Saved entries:
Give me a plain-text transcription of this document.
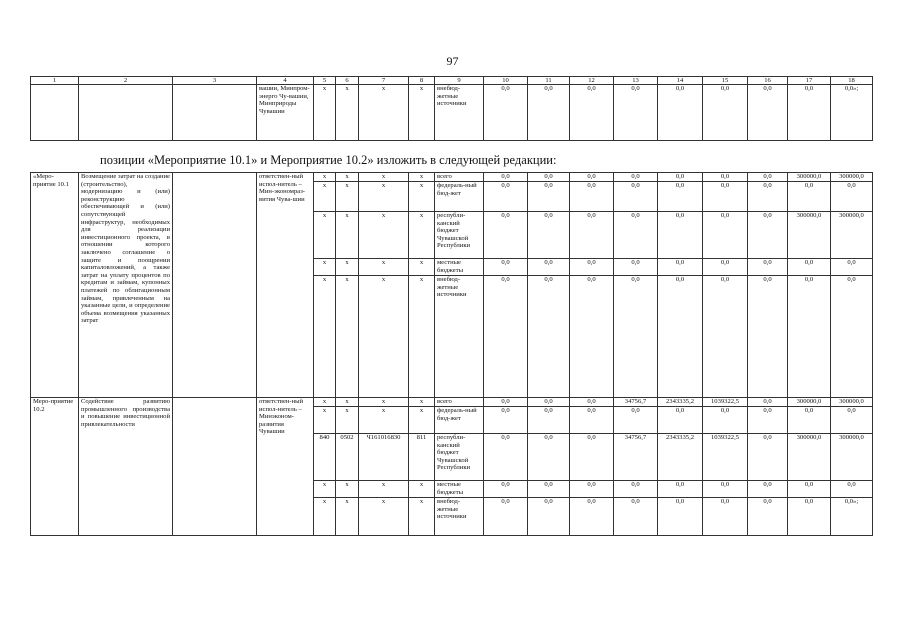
97
1	2	3	4	5	6	7	8	9	10	11	12	13	14	15	16	17	18
			вашии, Минпром-энерго Чу-вашии, Минприроды Чувашии	x	x	x	x	внебюд-жетные источники	0,0	0,0	0,0	0,0	0,0	0,0	0,0	0,0	0,0»;
позиции «Мероприятие 10.1» и Мероприятие 10.2» изложить в следующей редакции:
«Меро-приятие 10.1	Возмещение затрат на создание (строительство), модернизацию и (или) реконструкцию обеспечивающей и (или) сопутствующей инфраструктур, необходимых для реализации инвестиционного проекта, в отношении которого заключено соглашение о защите и поощрении капиталовложений, а также затрат на уплату процентов по кредитам и займам, купонных платежей по облигационным займам, привлеченным на указанные цели, и определение объема возмещения указанных затрат		ответствен-ный испол-нитель – Мин-экономраз-вития Чува-шии	x	x	x	x	всего	0,0	0,0	0,0	0,0	0,0	0,0	0,0	300000,0	300000,0
				x	x	x	x	федераль-ный бюд-жет	0,0	0,0	0,0	0,0	0,0	0,0	0,0	0,0	0,0
				x	x	x	x	республи-канский бюджет Чувашской Республики	0,0	0,0	0,0	0,0	0,0	0,0	0,0	300000,0	300000,0
				x	x	x	x	местные бюджеты	0,0	0,0	0,0	0,0	0,0	0,0	0,0	0,0	0,0
				x	x	x	x	внебюд-жетные источники	0,0	0,0	0,0	0,0	0,0	0,0	0,0	0,0	0,0
Меро-приятие 10.2	Содействие развитию промышленного производства и повышение инвестиционной привлекательности		ответствен-ный испол-нитель – Минэконом-развития Чувашии	x	x	x	x	всего	0,0	0,0	0,0	34756,7	2343335,2	1039322,5	0,0	300000,0	300000,0
				x	x	x	x	федераль-ный бюд-жет	0,0	0,0	0,0	0,0	0,0	0,0	0,0	0,0	0,0
				840	0502	Ч161016830	811	республи-канский бюджет Чувашской Республики	0,0	0,0	0,0	34756,7	2343335,2	1039322,5	0,0	300000,0	300000,0
				x	x	x	x	местные бюджеты	0,0	0,0	0,0	0,0	0,0	0,0	0,0	0,0	0,0
				x	x	x	x	внебюд-жетные источники	0,0	0,0	0,0	0,0	0,0	0,0	0,0	0,0	0,0»;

**Direction:**
Reproduce the listing above exactly, excluding all pictures.

**Answer to the task:**
Give me a plain-text transcription of this document.
97
1	2	3	4	5	6	7	8	9	10	11	12	13	14	15	16	17	18
			вашии, Минпром-энерго Чу-вашии, Минприроды Чувашии	x	x	x	x	внебюд-жетные источники	0,0	0,0	0,0	0,0	0,0	0,0	0,0	0,0	0,0»;
позиции «Мероприятие 10.1» и Мероприятие 10.2» изложить в следующей редакции:
«Меро-приятие 10.1	Возмещение затрат на создание (строительство), модернизацию и (или) реконструкцию обеспечивающей и (или) сопутствующей инфраструктур, необходимых для реализации инвестиционного проекта, в отношении которого заключено соглашение о защите и поощрении капиталовложений, а также затрат на уплату процентов по кредитам и займам, купонных платежей по облигационным займам, привлеченным на указанные цели, и определение объема возмещения указанных затрат		ответствен-ный испол-нитель – Мин-экономраз-вития Чува-шии	x	x	x	x	всего	0,0	0,0	0,0	0,0	0,0	0,0	0,0	300000,0	300000,0
				x	x	x	x	федераль-ный бюд-жет	0,0	0,0	0,0	0,0	0,0	0,0	0,0	0,0	0,0
				x	x	x	x	республи-канский бюджет Чувашской Республики	0,0	0,0	0,0	0,0	0,0	0,0	0,0	300000,0	300000,0
				x	x	x	x	местные бюджеты	0,0	0,0	0,0	0,0	0,0	0,0	0,0	0,0	0,0
				x	x	x	x	внебюд-жетные источники	0,0	0,0	0,0	0,0	0,0	0,0	0,0	0,0	0,0
Меро-приятие 10.2	Содействие развитию промышленного производства и повышение инвестиционной привлекательности		ответствен-ный испол-нитель – Минэконом-развития Чувашии	x	x	x	x	всего	0,0	0,0	0,0	34756,7	2343335,2	1039322,5	0,0	300000,0	300000,0
				x	x	x	x	федераль-ный бюд-жет	0,0	0,0	0,0	0,0	0,0	0,0	0,0	0,0	0,0
				840	0502	Ч161016830	811	республи-канский бюджет Чувашской Республики	0,0	0,0	0,0	34756,7	2343335,2	1039322,5	0,0	300000,0	300000,0
				x	x	x	x	местные бюджеты	0,0	0,0	0,0	0,0	0,0	0,0	0,0	0,0	0,0
				x	x	x	x	внебюд-жетные источники	0,0	0,0	0,0	0,0	0,0	0,0	0,0	0,0	0,0»;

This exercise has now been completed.